━━━━━ Listing

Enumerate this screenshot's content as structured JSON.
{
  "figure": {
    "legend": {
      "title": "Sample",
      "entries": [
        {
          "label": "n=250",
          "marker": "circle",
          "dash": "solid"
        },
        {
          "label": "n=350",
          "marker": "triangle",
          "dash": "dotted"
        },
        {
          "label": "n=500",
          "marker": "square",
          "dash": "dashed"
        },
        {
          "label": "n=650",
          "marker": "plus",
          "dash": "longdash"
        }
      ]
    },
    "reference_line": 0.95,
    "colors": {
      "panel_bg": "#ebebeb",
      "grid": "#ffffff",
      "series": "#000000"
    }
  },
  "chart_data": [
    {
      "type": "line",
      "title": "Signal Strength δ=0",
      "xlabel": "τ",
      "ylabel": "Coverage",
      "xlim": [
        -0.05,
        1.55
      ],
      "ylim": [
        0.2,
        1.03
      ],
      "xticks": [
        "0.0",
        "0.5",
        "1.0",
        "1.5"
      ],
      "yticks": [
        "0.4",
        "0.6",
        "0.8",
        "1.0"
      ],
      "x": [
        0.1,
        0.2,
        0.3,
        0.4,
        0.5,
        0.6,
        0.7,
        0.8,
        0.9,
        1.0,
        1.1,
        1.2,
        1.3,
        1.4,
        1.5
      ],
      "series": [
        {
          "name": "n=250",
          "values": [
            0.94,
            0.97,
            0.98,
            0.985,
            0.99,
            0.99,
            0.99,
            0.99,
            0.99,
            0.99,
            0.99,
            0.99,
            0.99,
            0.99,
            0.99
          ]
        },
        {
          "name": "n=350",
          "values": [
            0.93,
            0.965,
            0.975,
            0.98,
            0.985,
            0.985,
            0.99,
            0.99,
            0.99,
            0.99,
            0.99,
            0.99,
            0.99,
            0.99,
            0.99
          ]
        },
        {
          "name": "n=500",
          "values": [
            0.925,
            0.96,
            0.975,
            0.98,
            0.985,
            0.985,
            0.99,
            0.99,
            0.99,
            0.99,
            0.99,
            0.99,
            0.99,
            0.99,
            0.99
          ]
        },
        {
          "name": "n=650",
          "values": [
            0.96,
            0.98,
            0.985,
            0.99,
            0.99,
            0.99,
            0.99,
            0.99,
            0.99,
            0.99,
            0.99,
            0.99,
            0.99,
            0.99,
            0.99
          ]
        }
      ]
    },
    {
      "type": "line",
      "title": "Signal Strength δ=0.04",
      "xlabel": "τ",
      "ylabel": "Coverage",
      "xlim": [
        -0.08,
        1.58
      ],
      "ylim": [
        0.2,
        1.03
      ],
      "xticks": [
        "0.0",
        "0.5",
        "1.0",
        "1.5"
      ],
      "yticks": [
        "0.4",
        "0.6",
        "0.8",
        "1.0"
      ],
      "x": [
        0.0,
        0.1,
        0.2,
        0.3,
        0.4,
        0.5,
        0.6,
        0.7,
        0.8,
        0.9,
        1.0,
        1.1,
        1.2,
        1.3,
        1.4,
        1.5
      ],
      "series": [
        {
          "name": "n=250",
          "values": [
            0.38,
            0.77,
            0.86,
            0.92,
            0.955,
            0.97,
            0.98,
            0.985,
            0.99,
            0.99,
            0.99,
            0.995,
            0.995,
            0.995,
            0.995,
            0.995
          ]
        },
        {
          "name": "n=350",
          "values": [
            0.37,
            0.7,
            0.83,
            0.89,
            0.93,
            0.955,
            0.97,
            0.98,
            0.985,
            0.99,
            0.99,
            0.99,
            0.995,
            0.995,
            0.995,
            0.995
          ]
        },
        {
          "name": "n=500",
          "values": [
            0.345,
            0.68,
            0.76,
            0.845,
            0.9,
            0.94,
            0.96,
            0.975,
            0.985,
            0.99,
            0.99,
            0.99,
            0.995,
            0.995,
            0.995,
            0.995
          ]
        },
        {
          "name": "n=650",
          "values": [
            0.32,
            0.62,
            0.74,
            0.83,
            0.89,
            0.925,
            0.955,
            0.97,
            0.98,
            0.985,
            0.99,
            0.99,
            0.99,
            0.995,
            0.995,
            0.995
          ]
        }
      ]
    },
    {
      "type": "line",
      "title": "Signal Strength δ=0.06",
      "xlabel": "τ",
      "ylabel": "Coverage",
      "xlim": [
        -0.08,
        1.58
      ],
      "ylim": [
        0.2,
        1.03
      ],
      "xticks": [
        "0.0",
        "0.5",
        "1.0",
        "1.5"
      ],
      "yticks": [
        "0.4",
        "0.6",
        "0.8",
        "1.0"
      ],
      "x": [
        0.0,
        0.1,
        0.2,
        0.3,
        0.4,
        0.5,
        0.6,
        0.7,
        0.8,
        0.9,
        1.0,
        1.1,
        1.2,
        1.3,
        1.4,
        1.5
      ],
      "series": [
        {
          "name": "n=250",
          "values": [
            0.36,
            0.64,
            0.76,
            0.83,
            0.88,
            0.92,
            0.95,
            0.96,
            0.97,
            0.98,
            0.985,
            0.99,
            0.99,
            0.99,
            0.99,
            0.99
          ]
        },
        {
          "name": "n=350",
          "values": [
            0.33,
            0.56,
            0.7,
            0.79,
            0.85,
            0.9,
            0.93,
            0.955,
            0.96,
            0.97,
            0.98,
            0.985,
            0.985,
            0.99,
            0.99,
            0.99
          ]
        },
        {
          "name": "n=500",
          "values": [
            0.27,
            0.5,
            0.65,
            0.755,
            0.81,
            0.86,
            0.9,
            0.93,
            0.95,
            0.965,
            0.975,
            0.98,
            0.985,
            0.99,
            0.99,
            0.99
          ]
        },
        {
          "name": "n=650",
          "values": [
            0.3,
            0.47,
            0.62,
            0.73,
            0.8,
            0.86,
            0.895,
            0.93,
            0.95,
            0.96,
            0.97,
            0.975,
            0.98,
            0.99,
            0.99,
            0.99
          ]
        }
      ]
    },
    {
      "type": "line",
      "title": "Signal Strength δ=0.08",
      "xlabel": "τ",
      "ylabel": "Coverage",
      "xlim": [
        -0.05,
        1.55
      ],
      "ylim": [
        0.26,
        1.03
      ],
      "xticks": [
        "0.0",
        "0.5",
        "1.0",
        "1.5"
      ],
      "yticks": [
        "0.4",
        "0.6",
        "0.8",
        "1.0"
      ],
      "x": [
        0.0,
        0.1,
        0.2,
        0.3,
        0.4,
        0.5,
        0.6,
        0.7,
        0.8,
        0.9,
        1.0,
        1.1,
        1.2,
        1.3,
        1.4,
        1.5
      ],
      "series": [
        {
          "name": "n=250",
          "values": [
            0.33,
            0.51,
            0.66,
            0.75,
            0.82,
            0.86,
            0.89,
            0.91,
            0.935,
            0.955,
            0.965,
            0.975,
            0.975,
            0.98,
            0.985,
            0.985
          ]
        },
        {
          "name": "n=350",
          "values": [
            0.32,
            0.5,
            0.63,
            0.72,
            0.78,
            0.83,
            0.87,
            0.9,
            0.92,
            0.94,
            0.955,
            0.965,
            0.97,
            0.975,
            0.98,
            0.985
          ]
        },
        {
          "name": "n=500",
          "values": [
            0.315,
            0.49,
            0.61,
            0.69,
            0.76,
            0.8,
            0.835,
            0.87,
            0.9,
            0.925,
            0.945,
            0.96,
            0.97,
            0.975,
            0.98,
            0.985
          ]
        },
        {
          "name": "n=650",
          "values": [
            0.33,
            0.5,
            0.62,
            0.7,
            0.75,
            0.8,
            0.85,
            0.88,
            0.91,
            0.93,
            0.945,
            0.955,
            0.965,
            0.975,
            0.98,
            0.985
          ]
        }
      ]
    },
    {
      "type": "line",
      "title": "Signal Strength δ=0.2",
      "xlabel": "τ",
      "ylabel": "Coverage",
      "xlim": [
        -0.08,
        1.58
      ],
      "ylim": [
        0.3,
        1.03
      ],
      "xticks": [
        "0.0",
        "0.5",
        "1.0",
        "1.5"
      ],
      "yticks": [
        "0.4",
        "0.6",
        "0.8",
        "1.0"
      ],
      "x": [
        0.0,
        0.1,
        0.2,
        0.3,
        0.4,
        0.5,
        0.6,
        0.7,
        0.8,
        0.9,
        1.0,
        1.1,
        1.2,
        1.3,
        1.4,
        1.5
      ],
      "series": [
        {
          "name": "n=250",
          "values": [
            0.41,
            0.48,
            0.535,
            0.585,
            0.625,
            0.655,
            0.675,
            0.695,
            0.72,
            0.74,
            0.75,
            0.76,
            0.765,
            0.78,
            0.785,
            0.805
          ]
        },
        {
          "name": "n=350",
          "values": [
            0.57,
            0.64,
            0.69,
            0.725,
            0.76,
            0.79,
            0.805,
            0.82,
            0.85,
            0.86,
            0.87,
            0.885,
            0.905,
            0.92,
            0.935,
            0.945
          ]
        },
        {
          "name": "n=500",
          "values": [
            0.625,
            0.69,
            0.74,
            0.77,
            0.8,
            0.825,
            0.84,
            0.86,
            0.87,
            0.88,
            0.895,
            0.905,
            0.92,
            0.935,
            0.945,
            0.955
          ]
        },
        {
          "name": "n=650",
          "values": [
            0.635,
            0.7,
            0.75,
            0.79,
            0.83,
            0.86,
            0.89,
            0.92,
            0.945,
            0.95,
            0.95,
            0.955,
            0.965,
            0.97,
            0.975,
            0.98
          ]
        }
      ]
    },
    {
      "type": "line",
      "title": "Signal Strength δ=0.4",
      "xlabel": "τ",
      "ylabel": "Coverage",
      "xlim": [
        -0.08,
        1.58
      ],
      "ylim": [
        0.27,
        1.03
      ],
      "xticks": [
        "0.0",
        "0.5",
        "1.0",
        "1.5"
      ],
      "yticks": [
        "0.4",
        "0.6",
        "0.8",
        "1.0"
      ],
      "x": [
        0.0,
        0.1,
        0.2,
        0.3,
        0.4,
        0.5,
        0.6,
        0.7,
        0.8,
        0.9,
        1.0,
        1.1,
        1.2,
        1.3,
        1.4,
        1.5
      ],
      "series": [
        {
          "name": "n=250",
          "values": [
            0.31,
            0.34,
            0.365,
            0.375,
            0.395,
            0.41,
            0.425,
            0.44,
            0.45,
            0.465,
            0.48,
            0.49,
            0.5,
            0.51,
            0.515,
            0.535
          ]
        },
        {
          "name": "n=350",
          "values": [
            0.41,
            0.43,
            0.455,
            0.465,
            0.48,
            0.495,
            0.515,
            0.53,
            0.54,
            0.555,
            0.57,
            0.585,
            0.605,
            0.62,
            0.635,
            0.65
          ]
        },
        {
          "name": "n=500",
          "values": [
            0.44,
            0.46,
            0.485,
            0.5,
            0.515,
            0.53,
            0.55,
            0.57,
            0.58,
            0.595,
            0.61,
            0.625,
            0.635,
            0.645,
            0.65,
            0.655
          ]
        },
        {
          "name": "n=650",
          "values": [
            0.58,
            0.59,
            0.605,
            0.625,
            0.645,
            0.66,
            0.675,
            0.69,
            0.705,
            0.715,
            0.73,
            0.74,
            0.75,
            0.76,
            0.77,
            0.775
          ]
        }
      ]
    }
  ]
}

━━━━━━━━━━

• _Required work_
Copy out every line of the material above that mentions the word "Signal".

• _Solution to this task_
      "title": "Signal Strength δ=0",
      "title": "Signal Strength δ=0.04",
      "title": "Signal Strength δ=0.06",
      "title": "Signal Strength δ=0.08",
      "title": "Signal Strength δ=0.2",
      "title": "Signal Strength δ=0.4",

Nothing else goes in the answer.